(Lines of data)
##############################
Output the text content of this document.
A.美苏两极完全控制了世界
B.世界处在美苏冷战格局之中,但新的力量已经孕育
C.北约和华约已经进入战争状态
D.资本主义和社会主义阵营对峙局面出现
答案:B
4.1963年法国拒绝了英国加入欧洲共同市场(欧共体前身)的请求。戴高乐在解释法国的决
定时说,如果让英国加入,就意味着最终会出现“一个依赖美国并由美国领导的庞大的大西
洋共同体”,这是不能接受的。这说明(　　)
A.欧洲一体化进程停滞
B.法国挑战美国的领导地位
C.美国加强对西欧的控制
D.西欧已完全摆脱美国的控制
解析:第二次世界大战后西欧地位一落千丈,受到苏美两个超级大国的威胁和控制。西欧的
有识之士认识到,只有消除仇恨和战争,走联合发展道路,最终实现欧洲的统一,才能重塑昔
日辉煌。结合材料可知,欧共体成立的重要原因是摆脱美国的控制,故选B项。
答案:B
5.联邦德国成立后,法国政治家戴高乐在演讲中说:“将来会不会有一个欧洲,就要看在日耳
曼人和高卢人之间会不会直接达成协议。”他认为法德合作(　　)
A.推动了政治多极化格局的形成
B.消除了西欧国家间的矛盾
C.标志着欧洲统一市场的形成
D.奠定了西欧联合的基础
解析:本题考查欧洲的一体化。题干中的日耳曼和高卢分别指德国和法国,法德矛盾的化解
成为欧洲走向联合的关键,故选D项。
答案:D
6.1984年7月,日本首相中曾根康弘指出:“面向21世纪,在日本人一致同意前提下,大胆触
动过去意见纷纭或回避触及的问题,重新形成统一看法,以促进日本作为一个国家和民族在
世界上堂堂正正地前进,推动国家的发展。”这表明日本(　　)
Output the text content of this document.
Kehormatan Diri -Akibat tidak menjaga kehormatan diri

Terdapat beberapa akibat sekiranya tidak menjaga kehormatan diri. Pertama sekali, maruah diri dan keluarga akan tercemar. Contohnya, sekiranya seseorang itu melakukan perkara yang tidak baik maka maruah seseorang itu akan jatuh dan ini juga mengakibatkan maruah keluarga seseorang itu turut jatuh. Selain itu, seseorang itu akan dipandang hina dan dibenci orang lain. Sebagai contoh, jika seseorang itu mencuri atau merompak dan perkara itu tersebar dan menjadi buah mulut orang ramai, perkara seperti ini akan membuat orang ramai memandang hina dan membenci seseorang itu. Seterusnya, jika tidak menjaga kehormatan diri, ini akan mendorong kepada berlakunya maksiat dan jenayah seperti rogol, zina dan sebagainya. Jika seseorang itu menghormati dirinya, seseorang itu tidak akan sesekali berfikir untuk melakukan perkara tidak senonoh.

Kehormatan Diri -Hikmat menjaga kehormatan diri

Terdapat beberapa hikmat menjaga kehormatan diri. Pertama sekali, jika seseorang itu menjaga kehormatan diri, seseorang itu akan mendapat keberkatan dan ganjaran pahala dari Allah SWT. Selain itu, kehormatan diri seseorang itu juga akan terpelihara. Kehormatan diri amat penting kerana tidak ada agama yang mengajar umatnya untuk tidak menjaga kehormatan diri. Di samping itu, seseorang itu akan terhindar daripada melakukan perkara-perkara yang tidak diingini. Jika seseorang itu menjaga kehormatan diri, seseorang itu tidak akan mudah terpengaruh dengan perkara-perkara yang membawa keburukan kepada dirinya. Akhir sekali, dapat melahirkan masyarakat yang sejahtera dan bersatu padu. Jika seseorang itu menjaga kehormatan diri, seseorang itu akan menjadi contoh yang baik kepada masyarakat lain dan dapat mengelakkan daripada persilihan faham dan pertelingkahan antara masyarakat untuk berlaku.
##############################
**WORK TO DO**
Write out the records above again, keeping each one identical to the original.

**ANSWER IN FULL**
Output the text content of this document.
A.美苏两极完全控制了世界
B.世界处在美苏冷战格局之中,但新的力量已经孕育
C.北约和华约已经进入战争状态
D.资本主义和社会主义阵营对峙局面出现
答案:B
4.1963年法国拒绝了英国加入欧洲共同市场(欧共体前身)的请求。戴高乐在解释法国的决
定时说,如果让英国加入,就意味着最终会出现“一个依赖美国并由美国领导的庞大的大西
洋共同体”,这是不能接受的。这说明(　　)
A.欧洲一体化进程停滞
B.法国挑战美国的领导地位
C.美国加强对西欧的控制
D.西欧已完全摆脱美国的控制
解析:第二次世界大战后西欧地位一落千丈,受到苏美两个超级大国的威胁和控制。西欧的
有识之士认识到,只有消除仇恨和战争,走联合发展道路,最终实现欧洲的统一,才能重塑昔
日辉煌。结合材料可知,欧共体成立的重要原因是摆脱美国的控制,故选B项。
答案:B
5.联邦德国成立后,法国政治家戴高乐在演讲中说:“将来会不会有一个欧洲,就要看在日耳
曼人和高卢人之间会不会直接达成协议。”他认为法德合作(　　)
A.推动了政治多极化格局的形成
B.消除了西欧国家间的矛盾
C.标志着欧洲统一市场的形成
D.奠定了西欧联合的基础
解析:本题考查欧洲的一体化。题干中的日耳曼和高卢分别指德国和法国,法德矛盾的化解
成为欧洲走向联合的关键,故选D项。
答案:D
6.1984年7月,日本首相中曾根康弘指出:“面向21世纪,在日本人一致同意前提下,大胆触
动过去意见纷纭或回避触及的问题,重新形成统一看法,以促进日本作为一个国家和民族在
世界上堂堂正正地前进,推动国家的发展。”这表明日本(　　)
Output the text content of this document.
Kehormatan Diri -Akibat tidak menjaga kehormatan diri

Terdapat beberapa akibat sekiranya tidak menjaga kehormatan diri. Pertama sekali, maruah diri dan keluarga akan tercemar. Contohnya, sekiranya seseorang itu melakukan perkara yang tidak baik maka maruah seseorang itu akan jatuh dan ini juga mengakibatkan maruah keluarga seseorang itu turut jatuh. Selain itu, seseorang itu akan dipandang hina dan dibenci orang lain. Sebagai contoh, jika seseorang itu mencuri atau merompak dan perkara itu tersebar dan menjadi buah mulut orang ramai, perkara seperti ini akan membuat orang ramai memandang hina dan membenci seseorang itu. Seterusnya, jika tidak menjaga kehormatan diri, ini akan mendorong kepada berlakunya maksiat dan jenayah seperti rogol, zina dan sebagainya. Jika seseorang itu menghormati dirinya, seseorang itu tidak akan sesekali berfikir untuk melakukan perkara tidak senonoh.

Kehormatan Diri -Hikmat menjaga kehormatan diri

Terdapat beberapa hikmat menjaga kehormatan diri. Pertama sekali, jika seseorang itu menjaga kehormatan diri, seseorang itu akan mendapat keberkatan dan ganjaran pahala dari Allah SWT. Selain itu, kehormatan diri seseorang itu juga akan terpelihara. Kehormatan diri amat penting kerana tidak ada agama yang mengajar umatnya untuk tidak menjaga kehormatan diri. Di samping itu, seseorang itu akan terhindar daripada melakukan perkara-perkara yang tidak diingini. Jika seseorang itu menjaga kehormatan diri, seseorang itu tidak akan mudah terpengaruh dengan perkara-perkara yang membawa keburukan kepada dirinya. Akhir sekali, dapat melahirkan masyarakat yang sejahtera dan bersatu padu. Jika seseorang itu menjaga kehormatan diri, seseorang itu akan menjadi contoh yang baik kepada masyarakat lain dan dapat mengelakkan daripada persilihan faham dan pertelingkahan antara masyarakat untuk berlaku.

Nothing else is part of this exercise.